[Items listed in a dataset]

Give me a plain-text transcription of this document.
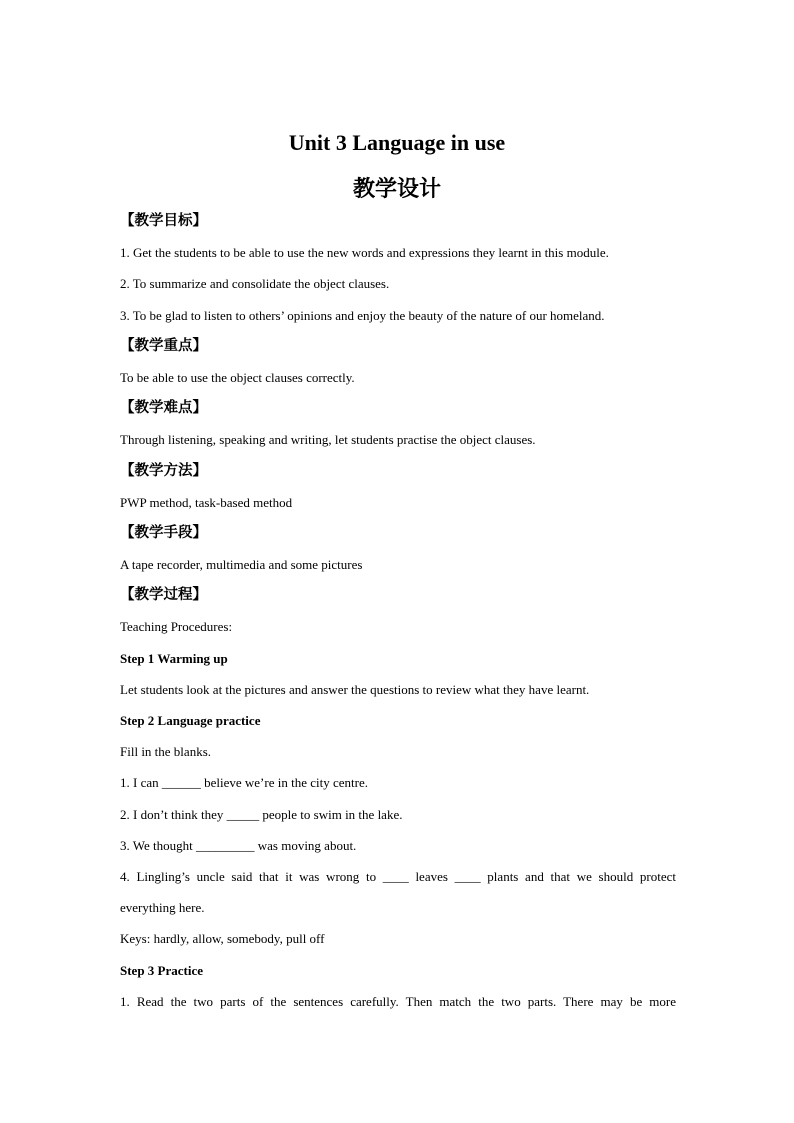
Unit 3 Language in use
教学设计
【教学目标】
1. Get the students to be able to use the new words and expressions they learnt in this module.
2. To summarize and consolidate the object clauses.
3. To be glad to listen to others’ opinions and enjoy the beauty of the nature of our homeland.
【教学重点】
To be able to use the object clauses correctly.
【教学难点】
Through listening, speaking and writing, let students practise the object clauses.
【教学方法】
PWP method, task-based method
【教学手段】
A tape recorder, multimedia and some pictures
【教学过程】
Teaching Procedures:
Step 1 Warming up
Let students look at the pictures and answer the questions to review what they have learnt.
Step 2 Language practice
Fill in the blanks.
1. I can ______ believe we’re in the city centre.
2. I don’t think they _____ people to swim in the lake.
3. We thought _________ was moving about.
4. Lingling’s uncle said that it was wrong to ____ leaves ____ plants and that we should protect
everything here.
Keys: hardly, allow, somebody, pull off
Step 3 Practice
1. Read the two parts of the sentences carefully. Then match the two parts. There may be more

...

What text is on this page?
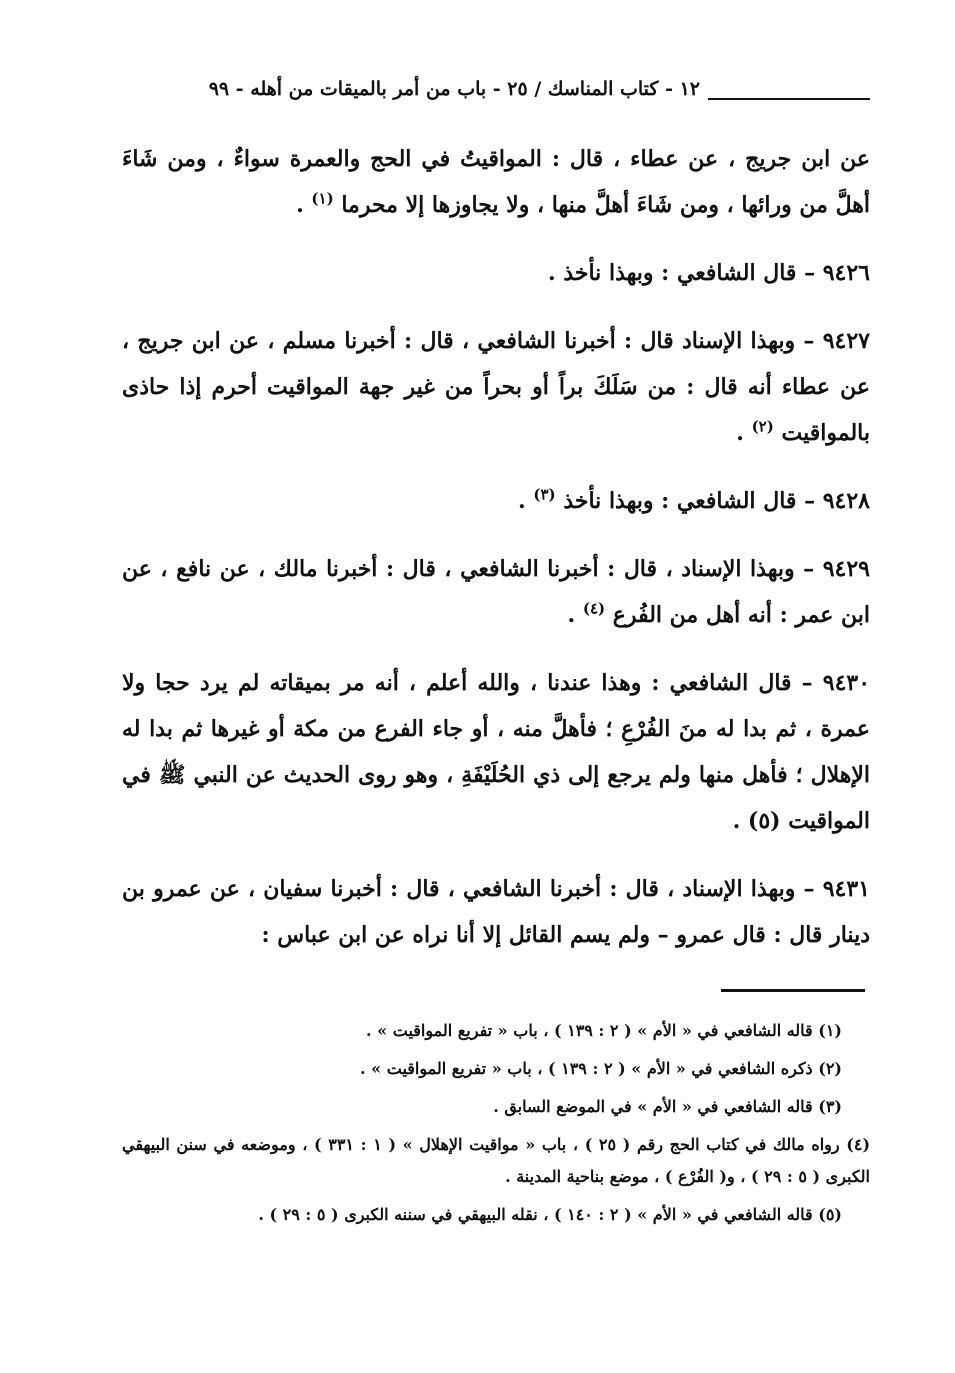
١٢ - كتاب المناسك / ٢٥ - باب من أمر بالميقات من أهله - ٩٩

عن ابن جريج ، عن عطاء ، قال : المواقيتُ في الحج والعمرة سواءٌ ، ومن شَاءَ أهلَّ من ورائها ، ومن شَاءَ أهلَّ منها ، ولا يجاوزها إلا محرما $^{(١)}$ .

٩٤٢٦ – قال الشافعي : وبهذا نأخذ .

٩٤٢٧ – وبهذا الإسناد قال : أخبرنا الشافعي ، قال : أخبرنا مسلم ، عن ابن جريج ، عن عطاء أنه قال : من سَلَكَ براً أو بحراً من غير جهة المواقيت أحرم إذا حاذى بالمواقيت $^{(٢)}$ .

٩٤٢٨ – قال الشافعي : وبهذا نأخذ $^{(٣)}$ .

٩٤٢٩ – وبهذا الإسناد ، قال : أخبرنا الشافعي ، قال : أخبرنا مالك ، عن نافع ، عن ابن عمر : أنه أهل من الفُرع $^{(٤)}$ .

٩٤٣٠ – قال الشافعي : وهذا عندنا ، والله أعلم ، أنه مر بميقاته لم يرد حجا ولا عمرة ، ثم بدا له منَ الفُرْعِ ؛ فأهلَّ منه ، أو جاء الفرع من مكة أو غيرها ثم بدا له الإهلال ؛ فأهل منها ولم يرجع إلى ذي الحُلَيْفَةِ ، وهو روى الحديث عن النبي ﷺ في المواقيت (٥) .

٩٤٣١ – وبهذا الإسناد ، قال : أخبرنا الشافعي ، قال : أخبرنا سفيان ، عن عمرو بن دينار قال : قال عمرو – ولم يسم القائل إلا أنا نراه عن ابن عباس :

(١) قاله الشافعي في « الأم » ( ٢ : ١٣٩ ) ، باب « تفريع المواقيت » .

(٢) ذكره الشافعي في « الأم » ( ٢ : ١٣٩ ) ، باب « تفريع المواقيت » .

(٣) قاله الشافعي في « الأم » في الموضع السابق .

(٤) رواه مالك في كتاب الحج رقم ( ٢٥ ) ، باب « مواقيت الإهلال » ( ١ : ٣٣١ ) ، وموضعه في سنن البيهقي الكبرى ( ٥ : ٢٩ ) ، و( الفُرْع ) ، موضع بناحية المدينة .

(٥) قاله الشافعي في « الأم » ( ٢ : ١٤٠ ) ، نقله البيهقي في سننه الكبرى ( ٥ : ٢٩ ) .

Task goal
Go through the entries and return each line where the word "نأخذ" appears.

Result
٩٤٢٦ – قال الشافعي : وبهذا نأخذ .
٩٤٢٨ – قال الشافعي : وبهذا نأخذ $^{(٣)}$ .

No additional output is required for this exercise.